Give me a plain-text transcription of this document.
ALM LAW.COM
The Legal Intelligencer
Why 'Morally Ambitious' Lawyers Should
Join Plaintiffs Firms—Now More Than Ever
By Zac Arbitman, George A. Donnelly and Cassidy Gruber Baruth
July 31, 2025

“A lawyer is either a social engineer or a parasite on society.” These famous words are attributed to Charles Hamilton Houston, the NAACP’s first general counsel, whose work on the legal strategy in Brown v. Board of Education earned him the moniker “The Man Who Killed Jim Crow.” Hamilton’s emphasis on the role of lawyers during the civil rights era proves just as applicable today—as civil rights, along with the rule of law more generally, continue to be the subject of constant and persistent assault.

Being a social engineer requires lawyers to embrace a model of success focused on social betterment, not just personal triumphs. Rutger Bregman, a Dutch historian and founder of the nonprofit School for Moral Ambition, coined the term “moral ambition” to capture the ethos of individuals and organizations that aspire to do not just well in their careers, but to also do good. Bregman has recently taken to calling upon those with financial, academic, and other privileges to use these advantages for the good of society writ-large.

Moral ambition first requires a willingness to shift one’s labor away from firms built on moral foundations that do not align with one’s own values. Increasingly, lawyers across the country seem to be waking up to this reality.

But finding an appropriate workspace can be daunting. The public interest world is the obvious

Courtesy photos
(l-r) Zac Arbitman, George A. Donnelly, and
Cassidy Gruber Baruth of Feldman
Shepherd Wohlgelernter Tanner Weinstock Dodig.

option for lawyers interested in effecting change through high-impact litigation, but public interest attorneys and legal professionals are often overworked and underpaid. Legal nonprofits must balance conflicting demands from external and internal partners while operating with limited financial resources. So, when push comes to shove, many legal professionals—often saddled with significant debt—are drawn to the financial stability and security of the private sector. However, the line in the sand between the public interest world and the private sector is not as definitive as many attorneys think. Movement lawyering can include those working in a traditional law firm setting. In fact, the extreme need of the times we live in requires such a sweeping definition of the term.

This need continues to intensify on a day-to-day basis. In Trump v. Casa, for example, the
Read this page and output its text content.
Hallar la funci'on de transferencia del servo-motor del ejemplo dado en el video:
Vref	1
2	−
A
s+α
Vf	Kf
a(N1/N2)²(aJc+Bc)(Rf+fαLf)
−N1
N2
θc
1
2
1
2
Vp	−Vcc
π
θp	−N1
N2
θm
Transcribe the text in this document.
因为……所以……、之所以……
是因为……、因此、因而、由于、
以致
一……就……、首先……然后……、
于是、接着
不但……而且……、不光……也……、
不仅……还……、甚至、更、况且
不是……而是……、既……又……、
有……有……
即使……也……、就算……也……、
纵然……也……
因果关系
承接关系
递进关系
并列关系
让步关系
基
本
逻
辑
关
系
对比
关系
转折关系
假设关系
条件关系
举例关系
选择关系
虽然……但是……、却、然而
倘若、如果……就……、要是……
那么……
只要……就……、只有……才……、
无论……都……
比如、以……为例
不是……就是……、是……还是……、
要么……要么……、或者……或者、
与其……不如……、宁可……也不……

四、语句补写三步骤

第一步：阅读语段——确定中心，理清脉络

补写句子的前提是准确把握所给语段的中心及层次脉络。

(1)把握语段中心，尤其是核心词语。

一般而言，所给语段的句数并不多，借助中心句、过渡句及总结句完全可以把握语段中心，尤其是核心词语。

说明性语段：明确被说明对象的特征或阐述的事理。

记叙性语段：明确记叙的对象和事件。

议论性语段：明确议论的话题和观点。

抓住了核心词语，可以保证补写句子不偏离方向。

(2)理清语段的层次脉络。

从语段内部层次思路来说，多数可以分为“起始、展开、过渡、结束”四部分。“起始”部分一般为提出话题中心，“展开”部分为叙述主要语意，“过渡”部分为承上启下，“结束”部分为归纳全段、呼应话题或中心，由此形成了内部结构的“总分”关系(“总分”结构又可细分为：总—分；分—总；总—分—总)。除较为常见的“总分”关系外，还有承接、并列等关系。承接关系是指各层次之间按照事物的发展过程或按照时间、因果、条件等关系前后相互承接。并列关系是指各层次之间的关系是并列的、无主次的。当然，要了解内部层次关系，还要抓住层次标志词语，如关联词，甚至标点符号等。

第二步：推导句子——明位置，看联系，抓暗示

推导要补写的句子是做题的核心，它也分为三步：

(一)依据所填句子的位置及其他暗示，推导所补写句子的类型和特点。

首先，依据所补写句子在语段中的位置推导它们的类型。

**Task instructions**
Copy and report every line where the word "first" is present.

**Output of the task**
“A lawyer is either a social engineer or a parasite on society.” These famous words are attributed to Charles Hamilton Houston, the NAACP’s first general counsel, whose work on the legal strategy in Brown v. Board of Education earned him the moniker “The Man Who Killed Jim Crow.” Hamilton’s emphasis on the role of lawyers during the civil rights era proves just as applicable today—as civil rights, along with the rule of law more generally, continue to be the subject of constant and persistent assault.
Moral ambition first requires a willingness to shift one’s labor away from firms built on moral foundations that do not align with one’s own values. Increasingly, lawyers across the country seem to be waking up to this reality.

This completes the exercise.